+++ 保存データ +++

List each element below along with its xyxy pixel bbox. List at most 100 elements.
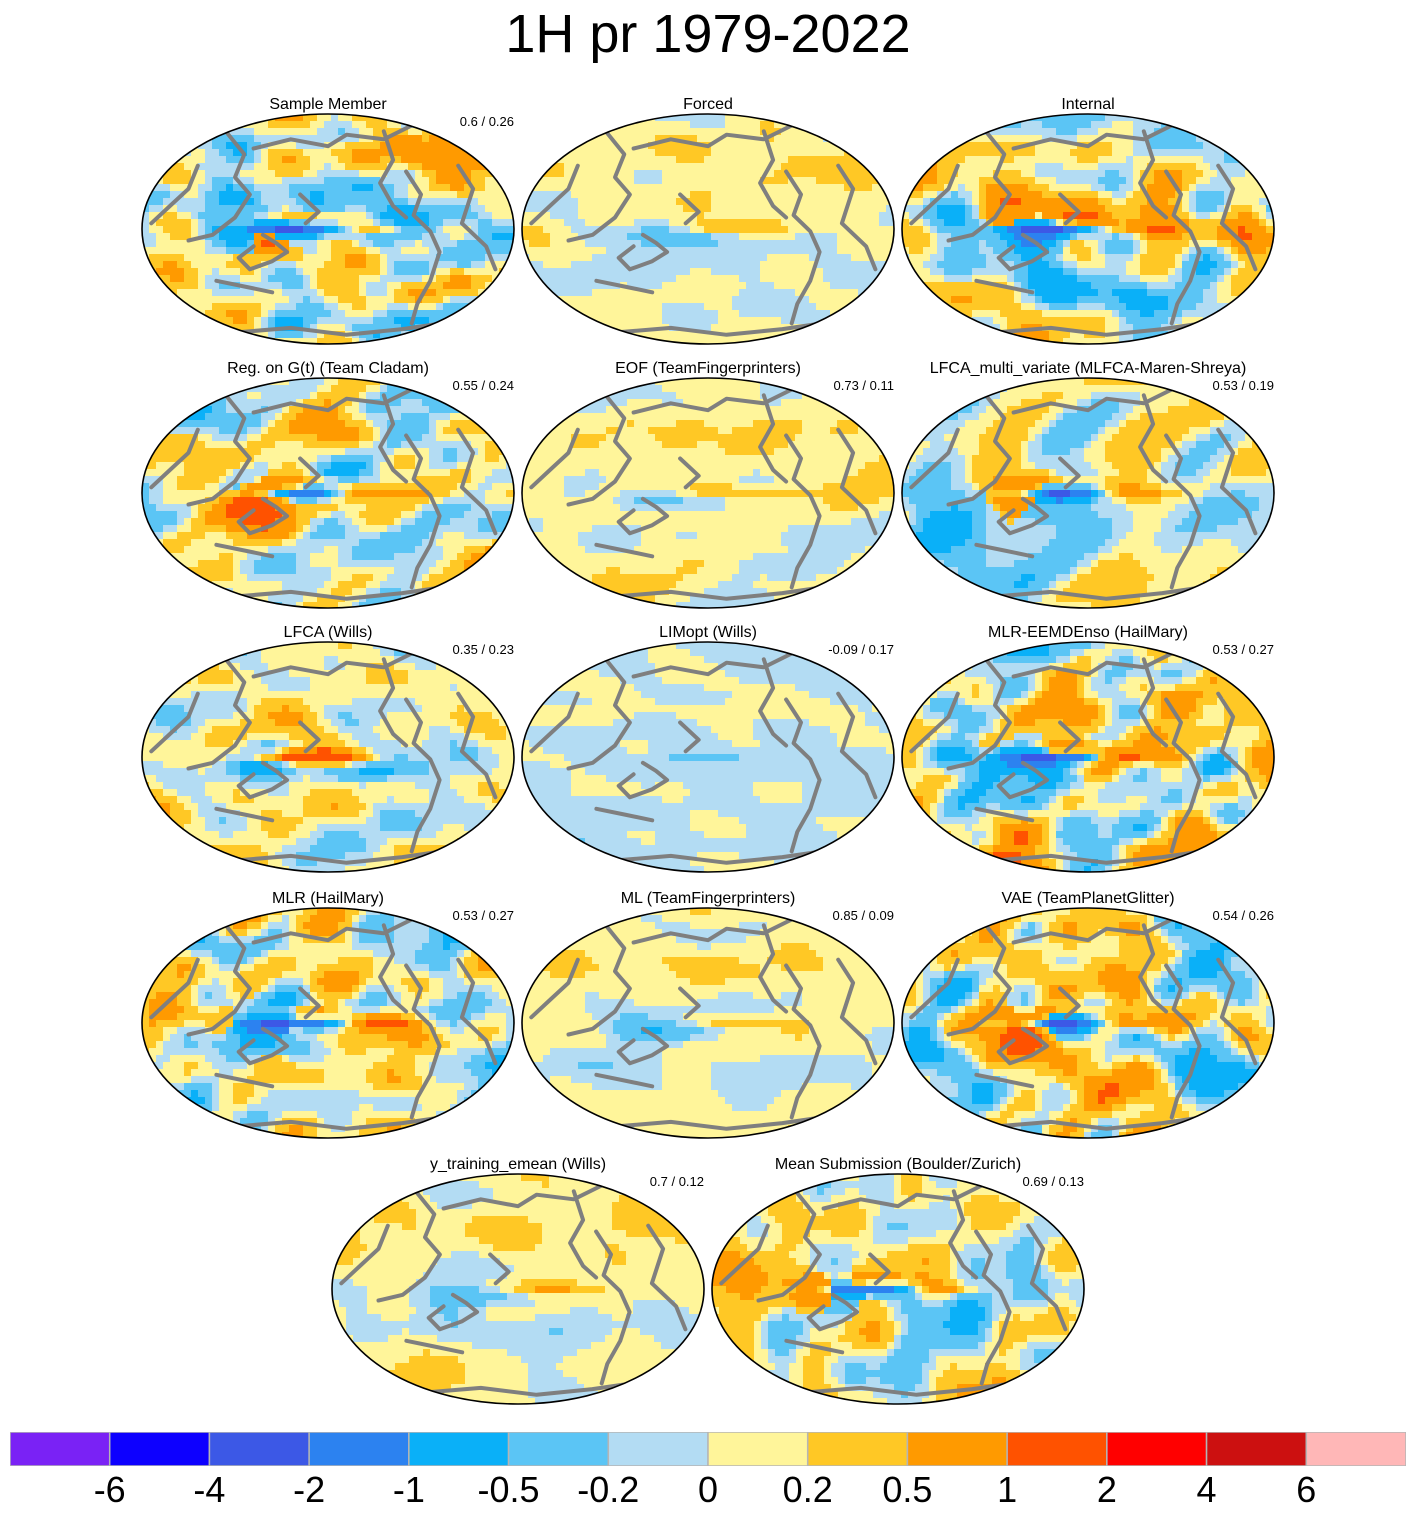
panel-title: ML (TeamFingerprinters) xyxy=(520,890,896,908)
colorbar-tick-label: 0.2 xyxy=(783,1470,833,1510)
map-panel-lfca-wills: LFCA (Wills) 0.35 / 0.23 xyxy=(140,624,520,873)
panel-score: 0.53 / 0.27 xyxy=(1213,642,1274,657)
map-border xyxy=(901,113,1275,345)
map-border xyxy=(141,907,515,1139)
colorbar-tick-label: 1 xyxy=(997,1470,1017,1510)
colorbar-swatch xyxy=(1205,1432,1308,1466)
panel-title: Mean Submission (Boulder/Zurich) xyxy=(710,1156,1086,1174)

+++

「panel-title: ML (TeamFingerprinters)」を含む行から「map-border xyxy=(901,113,1275,345)」を含む行まで、両端の行も含めて一字一句変えずに書き写してください。

panel-title: ML (TeamFingerprinters) xyxy=(520,890,896,908)
colorbar-tick-label: 0.2 xyxy=(783,1470,833,1510)
map-panel-lfca-wills: LFCA (Wills) 0.35 / 0.23 xyxy=(140,624,520,873)
panel-score: 0.53 / 0.27 xyxy=(1213,642,1274,657)
map-border xyxy=(901,113,1275,345)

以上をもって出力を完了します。